── Material shown ──

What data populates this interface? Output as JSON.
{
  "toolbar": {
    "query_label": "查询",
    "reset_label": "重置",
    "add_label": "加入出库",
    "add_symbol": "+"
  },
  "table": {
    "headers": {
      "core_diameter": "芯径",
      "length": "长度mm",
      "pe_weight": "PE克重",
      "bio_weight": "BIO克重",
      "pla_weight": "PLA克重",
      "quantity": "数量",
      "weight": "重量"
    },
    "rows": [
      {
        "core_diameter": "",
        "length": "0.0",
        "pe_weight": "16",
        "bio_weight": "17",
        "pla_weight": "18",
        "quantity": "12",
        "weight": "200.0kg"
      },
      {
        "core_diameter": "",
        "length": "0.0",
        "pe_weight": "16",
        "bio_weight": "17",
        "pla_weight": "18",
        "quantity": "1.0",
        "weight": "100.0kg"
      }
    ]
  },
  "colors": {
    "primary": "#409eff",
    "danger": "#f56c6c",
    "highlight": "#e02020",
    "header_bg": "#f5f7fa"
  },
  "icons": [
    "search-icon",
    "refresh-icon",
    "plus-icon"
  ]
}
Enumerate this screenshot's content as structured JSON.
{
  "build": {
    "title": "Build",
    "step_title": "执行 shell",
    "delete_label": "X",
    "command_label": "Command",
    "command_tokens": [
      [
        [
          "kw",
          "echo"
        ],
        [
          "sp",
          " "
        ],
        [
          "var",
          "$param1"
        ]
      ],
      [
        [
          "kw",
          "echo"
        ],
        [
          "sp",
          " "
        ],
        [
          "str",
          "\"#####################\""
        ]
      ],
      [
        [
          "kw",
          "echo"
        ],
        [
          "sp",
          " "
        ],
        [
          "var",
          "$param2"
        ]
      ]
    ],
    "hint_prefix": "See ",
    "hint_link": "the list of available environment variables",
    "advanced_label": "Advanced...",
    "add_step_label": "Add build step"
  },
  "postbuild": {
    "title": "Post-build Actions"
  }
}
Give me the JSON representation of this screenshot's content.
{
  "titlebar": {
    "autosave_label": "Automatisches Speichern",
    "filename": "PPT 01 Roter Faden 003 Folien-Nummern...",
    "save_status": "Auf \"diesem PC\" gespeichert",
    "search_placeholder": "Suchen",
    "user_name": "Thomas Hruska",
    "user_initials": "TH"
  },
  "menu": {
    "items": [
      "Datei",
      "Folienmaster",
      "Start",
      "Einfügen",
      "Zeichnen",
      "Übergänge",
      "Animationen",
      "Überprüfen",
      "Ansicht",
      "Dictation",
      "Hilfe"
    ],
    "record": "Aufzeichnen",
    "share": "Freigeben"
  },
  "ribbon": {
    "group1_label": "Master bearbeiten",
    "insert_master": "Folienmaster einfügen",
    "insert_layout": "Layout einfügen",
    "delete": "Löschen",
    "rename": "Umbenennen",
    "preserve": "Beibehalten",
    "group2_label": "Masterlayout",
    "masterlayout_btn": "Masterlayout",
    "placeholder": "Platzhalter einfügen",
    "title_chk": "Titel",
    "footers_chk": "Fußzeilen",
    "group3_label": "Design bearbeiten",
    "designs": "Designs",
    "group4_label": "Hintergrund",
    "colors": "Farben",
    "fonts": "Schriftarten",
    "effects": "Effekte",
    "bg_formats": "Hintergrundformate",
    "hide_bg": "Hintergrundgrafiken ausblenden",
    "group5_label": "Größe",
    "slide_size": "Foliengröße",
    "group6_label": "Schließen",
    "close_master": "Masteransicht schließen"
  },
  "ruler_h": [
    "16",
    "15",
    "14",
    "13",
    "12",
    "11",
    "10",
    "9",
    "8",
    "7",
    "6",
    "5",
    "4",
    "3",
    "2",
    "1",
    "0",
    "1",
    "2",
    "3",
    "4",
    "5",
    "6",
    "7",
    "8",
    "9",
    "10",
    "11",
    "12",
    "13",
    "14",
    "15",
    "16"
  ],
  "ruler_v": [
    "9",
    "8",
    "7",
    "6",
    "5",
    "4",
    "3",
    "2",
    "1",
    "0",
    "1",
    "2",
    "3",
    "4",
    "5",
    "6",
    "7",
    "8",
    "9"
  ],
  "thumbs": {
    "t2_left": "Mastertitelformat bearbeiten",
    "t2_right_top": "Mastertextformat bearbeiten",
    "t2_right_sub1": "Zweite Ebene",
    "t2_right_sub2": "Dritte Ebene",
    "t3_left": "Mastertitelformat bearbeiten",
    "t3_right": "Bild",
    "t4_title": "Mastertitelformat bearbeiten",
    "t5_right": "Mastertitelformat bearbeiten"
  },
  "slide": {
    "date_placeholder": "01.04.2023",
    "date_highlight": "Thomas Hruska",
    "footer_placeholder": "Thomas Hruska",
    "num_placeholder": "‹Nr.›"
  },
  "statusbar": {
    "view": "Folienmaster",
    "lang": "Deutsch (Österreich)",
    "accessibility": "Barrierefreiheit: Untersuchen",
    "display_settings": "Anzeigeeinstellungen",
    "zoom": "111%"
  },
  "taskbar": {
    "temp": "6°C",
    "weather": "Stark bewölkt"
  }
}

───

§ Task:
Pick out the lines containing the string "this".

§ Exercise result:
What data populates this interface? Output as JSON.
Enumerate this screenshot's content as structured JSON.
Give me the JSON representation of this screenshot's content.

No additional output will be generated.